## Start DATA PROVIDED

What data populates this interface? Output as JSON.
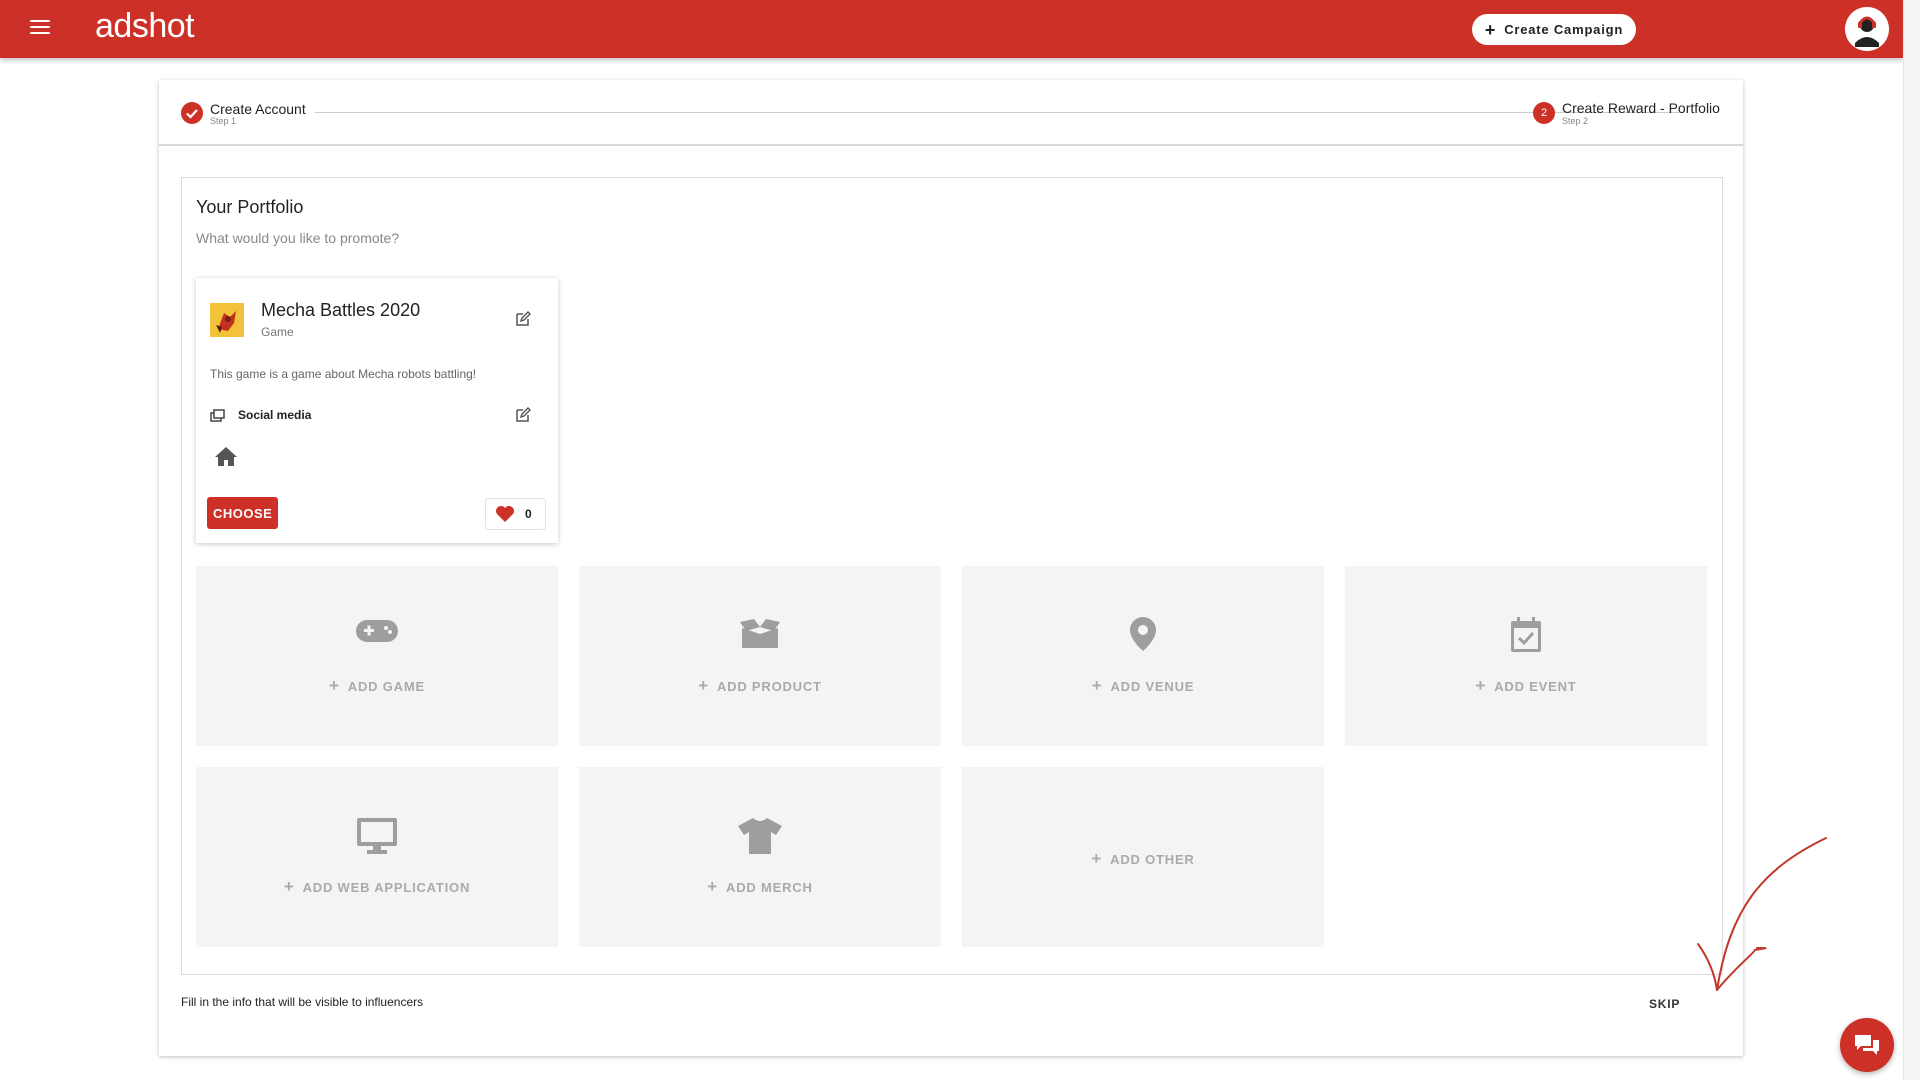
{
  "header": {
    "logo": "adshot",
    "create_campaign_label": "Create Campaign"
  },
  "stepper": {
    "step1": {
      "label": "Create Account",
      "sub": "Step 1"
    },
    "step2": {
      "number": "2",
      "label": "Create Reward - Portfolio",
      "sub": "Step 2"
    }
  },
  "portfolio": {
    "title": "Your Portfolio",
    "subtitle": "What would you like to promote?",
    "item": {
      "title": "Mecha Battles 2020",
      "type": "Game",
      "description": "This game is a game about Mecha robots battling!",
      "channel": "Social media",
      "choose_label": "CHOOSE",
      "likes": "0"
    },
    "tiles": [
      {
        "label": "ADD GAME",
        "icon": "gamepad-icon"
      },
      {
        "label": "ADD PRODUCT",
        "icon": "box-icon"
      },
      {
        "label": "ADD VENUE",
        "icon": "location-pin-icon"
      },
      {
        "label": "ADD EVENT",
        "icon": "calendar-check-icon"
      },
      {
        "label": "ADD WEB APPLICATION",
        "icon": "monitor-icon"
      },
      {
        "label": "ADD MERCH",
        "icon": "tshirt-icon"
      },
      {
        "label": "ADD OTHER",
        "icon": ""
      }
    ]
  },
  "footer": {
    "info": "Fill in the info that will be visible to influencers",
    "skip_label": "SKIP"
  },
  "colors": {
    "brand": "#cc3027",
    "tile_bg": "#f4f4f4",
    "tile_fg": "#aaaaaa"
  }
}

## End DATA PROVIDED

Scan the material for lines with the word "What", and copy each line you find.

What data populates this interface? Output as JSON.
    "subtitle": "What would you like to promote?",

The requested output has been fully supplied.